BRIEF: Render these lines as a Markdown table with two columns, Row and Line. Give each line its row number and skip any blank lines.

RECORDED DATA:
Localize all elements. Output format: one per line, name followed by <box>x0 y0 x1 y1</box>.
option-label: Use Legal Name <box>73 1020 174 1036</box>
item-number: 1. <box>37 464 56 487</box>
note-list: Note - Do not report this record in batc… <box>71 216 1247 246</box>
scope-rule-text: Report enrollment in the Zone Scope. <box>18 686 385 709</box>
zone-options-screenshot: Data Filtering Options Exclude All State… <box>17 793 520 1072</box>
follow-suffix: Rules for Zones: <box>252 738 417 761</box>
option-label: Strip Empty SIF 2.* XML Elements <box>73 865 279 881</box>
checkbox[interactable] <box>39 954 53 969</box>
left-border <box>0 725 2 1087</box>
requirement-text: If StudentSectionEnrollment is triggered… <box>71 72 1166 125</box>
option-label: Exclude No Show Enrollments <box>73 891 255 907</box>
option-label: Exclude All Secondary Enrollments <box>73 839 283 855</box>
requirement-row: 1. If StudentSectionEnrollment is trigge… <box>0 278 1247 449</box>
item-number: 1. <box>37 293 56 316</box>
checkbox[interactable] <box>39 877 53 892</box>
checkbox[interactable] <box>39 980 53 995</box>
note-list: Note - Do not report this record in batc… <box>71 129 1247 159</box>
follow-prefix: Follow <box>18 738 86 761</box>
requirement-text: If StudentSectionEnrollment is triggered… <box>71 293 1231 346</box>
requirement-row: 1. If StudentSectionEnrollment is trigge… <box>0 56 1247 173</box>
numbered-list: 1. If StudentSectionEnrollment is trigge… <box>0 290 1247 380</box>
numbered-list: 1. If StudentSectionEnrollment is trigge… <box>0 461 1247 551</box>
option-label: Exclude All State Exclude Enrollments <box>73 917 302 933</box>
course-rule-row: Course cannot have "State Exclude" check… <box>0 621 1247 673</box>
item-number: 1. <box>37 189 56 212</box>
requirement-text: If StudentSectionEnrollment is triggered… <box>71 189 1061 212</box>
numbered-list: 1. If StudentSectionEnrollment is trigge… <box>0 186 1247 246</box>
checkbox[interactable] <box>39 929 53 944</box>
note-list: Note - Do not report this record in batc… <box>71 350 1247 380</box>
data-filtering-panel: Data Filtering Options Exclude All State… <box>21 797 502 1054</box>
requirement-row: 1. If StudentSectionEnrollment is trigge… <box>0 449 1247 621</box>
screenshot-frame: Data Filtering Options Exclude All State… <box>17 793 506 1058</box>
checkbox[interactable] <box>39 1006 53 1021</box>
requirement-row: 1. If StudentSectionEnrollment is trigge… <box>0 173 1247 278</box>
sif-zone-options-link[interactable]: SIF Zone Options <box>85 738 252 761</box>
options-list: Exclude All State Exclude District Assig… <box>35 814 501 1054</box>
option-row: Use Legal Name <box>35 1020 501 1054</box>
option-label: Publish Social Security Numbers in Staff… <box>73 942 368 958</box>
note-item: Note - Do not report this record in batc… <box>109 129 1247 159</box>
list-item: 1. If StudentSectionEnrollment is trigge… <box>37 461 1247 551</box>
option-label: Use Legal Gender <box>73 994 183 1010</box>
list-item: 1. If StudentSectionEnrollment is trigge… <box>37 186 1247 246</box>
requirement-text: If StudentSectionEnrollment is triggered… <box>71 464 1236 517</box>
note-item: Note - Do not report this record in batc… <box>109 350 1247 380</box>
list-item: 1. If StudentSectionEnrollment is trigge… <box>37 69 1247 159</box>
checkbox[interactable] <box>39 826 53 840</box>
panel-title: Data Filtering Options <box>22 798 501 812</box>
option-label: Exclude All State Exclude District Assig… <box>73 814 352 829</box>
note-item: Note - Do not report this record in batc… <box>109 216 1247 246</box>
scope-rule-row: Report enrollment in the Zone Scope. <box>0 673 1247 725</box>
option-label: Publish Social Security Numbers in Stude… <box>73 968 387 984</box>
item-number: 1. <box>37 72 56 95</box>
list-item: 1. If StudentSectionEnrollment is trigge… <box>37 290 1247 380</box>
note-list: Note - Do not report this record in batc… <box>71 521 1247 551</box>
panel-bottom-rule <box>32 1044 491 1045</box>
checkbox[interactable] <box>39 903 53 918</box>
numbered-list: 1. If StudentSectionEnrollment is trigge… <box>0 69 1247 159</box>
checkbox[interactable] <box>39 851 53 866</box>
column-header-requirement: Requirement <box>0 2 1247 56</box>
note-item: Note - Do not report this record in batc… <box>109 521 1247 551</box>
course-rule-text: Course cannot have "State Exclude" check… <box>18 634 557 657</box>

RESPONSE TO THE TASK:
| Row | Line |
|---|---|
| 1 | Localize all elements. Output format: one per line, name followed by <box>x0 y0 x1 y1</box>. |
| 2 | option-label: Use Legal Name <box>73 1020 174 1036</box> |
| 3 | item-number: 1. <box>37 464 56 487</box> |
| 4 | note-list: Note - Do not report this record in batc… <box>71 216 1247 246</box> |
| 5 | scope-rule-text: Report enrollment in the Zone Scope. <box>18 686 385 709</box> |
| 6 | zone-options-screenshot: Data Filtering Options Exclude All State… <box>17 793 520 1072</box> |
| 7 | follow-suffix: Rules for Zones: <box>252 738 417 761</box> |
| 8 | option-label: Strip Empty SIF 2.* XML Elements <box>73 865 279 881</box> |
| 9 | checkbox[interactable] <box>39 954 53 969</box> |
| 10 | left-border <box>0 725 2 1087</box> |
| 11 | requirement-text: If StudentSectionEnrollment is triggered… <box>71 72 1166 125</box> |
| 12 | option-label: Exclude No Show Enrollments <box>73 891 255 907</box> |
| 13 | option-label: Exclude All Secondary Enrollments <box>73 839 283 855</box> |
| 14 | requirement-row: 1. If StudentSectionEnrollment is trigge… <box>0 278 1247 449</box> |
| 15 | item-number: 1. <box>37 293 56 316</box> |
| 16 | checkbox[interactable] <box>39 877 53 892</box> |
| 17 | checkbox[interactable] <box>39 980 53 995</box> |
| 18 | note-list: Note - Do not report this record in batc… <box>71 129 1247 159</box> |
| 19 | follow-prefix: Follow <box>18 738 86 761</box> |
| 20 | requirement-text: If StudentSectionEnrollment is triggered… <box>71 293 1231 346</box> |
| 21 | requirement-row: 1. If StudentSectionEnrollment is trigge… <box>0 56 1247 173</box> |
| 22 | numbered-list: 1. If StudentSectionEnrollment is trigge… <box>0 290 1247 380</box> |
| 23 | numbered-list: 1. If StudentSectionEnrollment is trigge… <box>0 461 1247 551</box> |
| 24 | option-label: Exclude All State Exclude Enrollments <box>73 917 302 933</box> |
| 25 | course-rule-row: Course cannot have "State Exclude" check… <box>0 621 1247 673</box> |
| 26 | item-number: 1. <box>37 189 56 212</box> |
| 27 | requirement-text: If StudentSectionEnrollment is triggered… <box>71 189 1061 212</box> |
| 28 | numbered-list: 1. If StudentSectionEnrollment is trigge… <box>0 186 1247 246</box> |
| 29 | checkbox[interactable] <box>39 929 53 944</box> |
| 30 | note-list: Note - Do not report this record in batc… <box>71 350 1247 380</box> |
| 31 | data-filtering-panel: Data Filtering Options Exclude All State… <box>21 797 502 1054</box> |
| 32 | requirement-row: 1. If StudentSectionEnrollment is trigge… <box>0 449 1247 621</box> |
| 33 | screenshot-frame: Data Filtering Options Exclude All State… <box>17 793 506 1058</box> |
| 34 | checkbox[interactable] <box>39 1006 53 1021</box> |
| 35 | requirement-row: 1. If StudentSectionEnrollment is trigge… <box>0 173 1247 278</box> |
| 36 | sif-zone-options-link[interactable]: SIF Zone Options <box>85 738 252 761</box> |
| 37 | options-list: Exclude All State Exclude District Assig… <box>35 814 501 1054</box> |
| 38 | option-row: Use Legal Name <box>35 1020 501 1054</box> |
| 39 | option-label: Publish Social Security Numbers in Staff… <box>73 942 368 958</box> |
| 40 | note-item: Note - Do not report this record in batc… <box>109 129 1247 159</box> |
| 41 | list-item: 1. If StudentSectionEnrollment is trigge… <box>37 461 1247 551</box> |
| 42 | option-label: Use Legal Gender <box>73 994 183 1010</box> |
| 43 | list-item: 1. If StudentSectionEnrollment is trigge… <box>37 186 1247 246</box> |
| 44 | requirement-text: If StudentSectionEnrollment is triggered… <box>71 464 1236 517</box> |
| 45 | note-item: Note - Do not report this record in batc… <box>109 350 1247 380</box> |
| 46 | list-item: 1. If StudentSectionEnrollment is trigge… <box>37 69 1247 159</box> |
| 47 | checkbox[interactable] <box>39 826 53 840</box> |
| 48 | panel-title: Data Filtering Options <box>22 798 501 812</box> |
| 49 | option-label: Exclude All State Exclude District Assig… <box>73 814 352 829</box> |
| 50 | note-item: Note - Do not report this record in batc… <box>109 216 1247 246</box> |
| 51 | scope-rule-row: Report enrollment in the Zone Scope. <box>0 673 1247 725</box> |
| 52 | option-label: Publish Social Security Numbers in Stude… <box>73 968 387 984</box> |
| 53 | item-number: 1. <box>37 72 56 95</box> |
| 54 | list-item: 1. If StudentSectionEnrollment is trigge… <box>37 290 1247 380</box> |
| 55 | note-list: Note - Do not report this record in batc… <box>71 521 1247 551</box> |
| 56 | panel-bottom-rule <box>32 1044 491 1045</box> |
| 57 | checkbox[interactable] <box>39 903 53 918</box> |
| 58 | numbered-list: 1. If StudentSectionEnrollment is trigge… <box>0 69 1247 159</box> |
| 59 | checkbox[interactable] <box>39 851 53 866</box> |
| 60 | column-header-requirement: Requirement <box>0 2 1247 56</box> |
| 61 | note-item: Note - Do not report this record in batc… <box>109 521 1247 551</box> |
| 62 | course-rule-text: Course cannot have "State Exclude" check… <box>18 634 557 657</box> |